** Start of Given records **
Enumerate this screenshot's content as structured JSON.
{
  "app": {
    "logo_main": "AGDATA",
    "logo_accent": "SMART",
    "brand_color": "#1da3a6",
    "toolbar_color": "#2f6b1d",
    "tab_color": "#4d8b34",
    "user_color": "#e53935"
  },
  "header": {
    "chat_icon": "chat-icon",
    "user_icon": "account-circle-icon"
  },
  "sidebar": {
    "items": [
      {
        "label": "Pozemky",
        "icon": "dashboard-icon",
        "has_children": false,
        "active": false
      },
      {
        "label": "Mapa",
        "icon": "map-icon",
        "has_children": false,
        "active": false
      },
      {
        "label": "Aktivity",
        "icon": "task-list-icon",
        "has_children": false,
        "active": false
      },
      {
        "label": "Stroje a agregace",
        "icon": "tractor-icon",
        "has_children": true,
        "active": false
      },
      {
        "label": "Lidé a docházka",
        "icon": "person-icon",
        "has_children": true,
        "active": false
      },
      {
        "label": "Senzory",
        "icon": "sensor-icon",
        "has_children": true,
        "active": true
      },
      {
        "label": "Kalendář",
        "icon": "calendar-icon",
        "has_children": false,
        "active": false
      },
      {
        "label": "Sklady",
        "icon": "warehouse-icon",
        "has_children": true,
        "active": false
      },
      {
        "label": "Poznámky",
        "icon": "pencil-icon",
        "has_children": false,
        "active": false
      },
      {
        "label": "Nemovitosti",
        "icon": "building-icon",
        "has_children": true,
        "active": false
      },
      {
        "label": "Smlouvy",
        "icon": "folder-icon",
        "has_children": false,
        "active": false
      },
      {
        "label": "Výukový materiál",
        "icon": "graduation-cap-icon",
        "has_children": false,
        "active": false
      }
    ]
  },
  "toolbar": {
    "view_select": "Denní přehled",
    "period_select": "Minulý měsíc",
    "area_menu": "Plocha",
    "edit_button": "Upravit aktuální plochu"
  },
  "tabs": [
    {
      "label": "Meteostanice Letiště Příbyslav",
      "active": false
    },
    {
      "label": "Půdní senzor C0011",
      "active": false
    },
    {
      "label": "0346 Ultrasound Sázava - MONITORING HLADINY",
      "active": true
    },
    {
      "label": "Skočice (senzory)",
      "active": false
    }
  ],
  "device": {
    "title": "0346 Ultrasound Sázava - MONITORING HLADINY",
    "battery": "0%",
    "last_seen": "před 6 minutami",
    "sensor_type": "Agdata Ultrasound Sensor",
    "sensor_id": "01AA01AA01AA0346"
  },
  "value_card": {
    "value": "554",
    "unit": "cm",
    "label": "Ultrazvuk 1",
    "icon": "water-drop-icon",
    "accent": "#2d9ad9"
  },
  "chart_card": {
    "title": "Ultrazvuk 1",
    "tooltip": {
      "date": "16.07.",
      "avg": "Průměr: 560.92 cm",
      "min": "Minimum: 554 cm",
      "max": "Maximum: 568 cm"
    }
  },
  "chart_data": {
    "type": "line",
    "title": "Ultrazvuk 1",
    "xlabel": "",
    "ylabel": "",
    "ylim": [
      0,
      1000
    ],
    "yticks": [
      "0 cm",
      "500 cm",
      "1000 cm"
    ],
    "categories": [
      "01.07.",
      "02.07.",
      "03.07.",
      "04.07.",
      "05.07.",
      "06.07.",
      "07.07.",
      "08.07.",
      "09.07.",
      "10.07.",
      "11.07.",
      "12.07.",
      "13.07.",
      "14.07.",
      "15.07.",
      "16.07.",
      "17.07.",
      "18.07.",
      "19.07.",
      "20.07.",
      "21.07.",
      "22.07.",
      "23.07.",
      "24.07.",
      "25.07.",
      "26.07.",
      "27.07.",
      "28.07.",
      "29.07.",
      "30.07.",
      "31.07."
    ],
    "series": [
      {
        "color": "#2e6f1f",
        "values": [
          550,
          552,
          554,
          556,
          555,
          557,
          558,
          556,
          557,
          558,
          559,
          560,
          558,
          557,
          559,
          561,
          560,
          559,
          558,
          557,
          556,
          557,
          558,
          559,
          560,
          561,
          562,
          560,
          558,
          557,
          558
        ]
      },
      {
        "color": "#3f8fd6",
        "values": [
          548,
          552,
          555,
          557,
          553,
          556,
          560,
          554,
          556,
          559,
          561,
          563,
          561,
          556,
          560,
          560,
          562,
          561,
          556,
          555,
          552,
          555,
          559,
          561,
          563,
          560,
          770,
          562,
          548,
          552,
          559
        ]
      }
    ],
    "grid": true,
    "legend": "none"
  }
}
** End of Given records **
Every entry must be retyped in full, exactly as given.

Answer to this exercise:
Enumerate this screenshot's content as structured JSON.
{
  "app": {
    "logo_main": "AGDATA",
    "logo_accent": "SMART",
    "brand_color": "#1da3a6",
    "toolbar_color": "#2f6b1d",
    "tab_color": "#4d8b34",
    "user_color": "#e53935"
  },
  "header": {
    "chat_icon": "chat-icon",
    "user_icon": "account-circle-icon"
  },
  "sidebar": {
    "items": [
      {
        "label": "Pozemky",
        "icon": "dashboard-icon",
        "has_children": false,
        "active": false
      },
      {
        "label": "Mapa",
        "icon": "map-icon",
        "has_children": false,
        "active": false
      },
      {
        "label": "Aktivity",
        "icon": "task-list-icon",
        "has_children": false,
        "active": false
      },
      {
        "label": "Stroje a agregace",
        "icon": "tractor-icon",
        "has_children": true,
        "active": false
      },
      {
        "label": "Lidé a docházka",
        "icon": "person-icon",
        "has_children": true,
        "active": false
      },
      {
        "label": "Senzory",
        "icon": "sensor-icon",
        "has_children": true,
        "active": true
      },
      {
        "label": "Kalendář",
        "icon": "calendar-icon",
        "has_children": false,
        "active": false
      },
      {
        "label": "Sklady",
        "icon": "warehouse-icon",
        "has_children": true,
        "active": false
      },
      {
        "label": "Poznámky",
        "icon": "pencil-icon",
        "has_children": false,
        "active": false
      },
      {
        "label": "Nemovitosti",
        "icon": "building-icon",
        "has_children": true,
        "active": false
      },
      {
        "label": "Smlouvy",
        "icon": "folder-icon",
        "has_children": false,
        "active": false
      },
      {
        "label": "Výukový materiál",
        "icon": "graduation-cap-icon",
        "has_children": false,
        "active": false
      }
    ]
  },
  "toolbar": {
    "view_select": "Denní přehled",
    "period_select": "Minulý měsíc",
    "area_menu": "Plocha",
    "edit_button": "Upravit aktuální plochu"
  },
  "tabs": [
    {
      "label": "Meteostanice Letiště Příbyslav",
      "active": false
    },
    {
      "label": "Půdní senzor C0011",
      "active": false
    },
    {
      "label": "0346 Ultrasound Sázava - MONITORING HLADINY",
      "active": true
    },
    {
      "label": "Skočice (senzory)",
      "active": false
    }
  ],
  "device": {
    "title": "0346 Ultrasound Sázava - MONITORING HLADINY",
    "battery": "0%",
    "last_seen": "před 6 minutami",
    "sensor_type": "Agdata Ultrasound Sensor",
    "sensor_id": "01AA01AA01AA0346"
  },
  "value_card": {
    "value": "554",
    "unit": "cm",
    "label": "Ultrazvuk 1",
    "icon": "water-drop-icon",
    "accent": "#2d9ad9"
  },
  "chart_card": {
    "title": "Ultrazvuk 1",
    "tooltip": {
      "date": "16.07.",
      "avg": "Průměr: 560.92 cm",
      "min": "Minimum: 554 cm",
      "max": "Maximum: 568 cm"
    }
  },
  "chart_data": {
    "type": "line",
    "title": "Ultrazvuk 1",
    "xlabel": "",
    "ylabel": "",
    "ylim": [
      0,
      1000
    ],
    "yticks": [
      "0 cm",
      "500 cm",
      "1000 cm"
    ],
    "categories": [
      "01.07.",
      "02.07.",
      "03.07.",
      "04.07.",
      "05.07.",
      "06.07.",
      "07.07.",
      "08.07.",
      "09.07.",
      "10.07.",
      "11.07.",
      "12.07.",
      "13.07.",
      "14.07.",
      "15.07.",
      "16.07.",
      "17.07.",
      "18.07.",
      "19.07.",
      "20.07.",
      "21.07.",
      "22.07.",
      "23.07.",
      "24.07.",
      "25.07.",
      "26.07.",
      "27.07.",
      "28.07.",
      "29.07.",
      "30.07.",
      "31.07."
    ],
    "series": [
      {
        "color": "#2e6f1f",
        "values": [
          550,
          552,
          554,
          556,
          555,
          557,
          558,
          556,
          557,
          558,
          559,
          560,
          558,
          557,
          559,
          561,
          560,
          559,
          558,
          557,
          556,
          557,
          558,
          559,
          560,
          561,
          562,
          560,
          558,
          557,
          558
        ]
      },
      {
        "color": "#3f8fd6",
        "values": [
          548,
          552,
          555,
          557,
          553,
          556,
          560,
          554,
          556,
          559,
          561,
          563,
          561,
          556,
          560,
          560,
          562,
          561,
          556,
          555,
          552,
          555,
          559,
          561,
          563,
          560,
          770,
          562,
          548,
          552,
          559
        ]
      }
    ],
    "grid": true,
    "legend": "none"
  }
}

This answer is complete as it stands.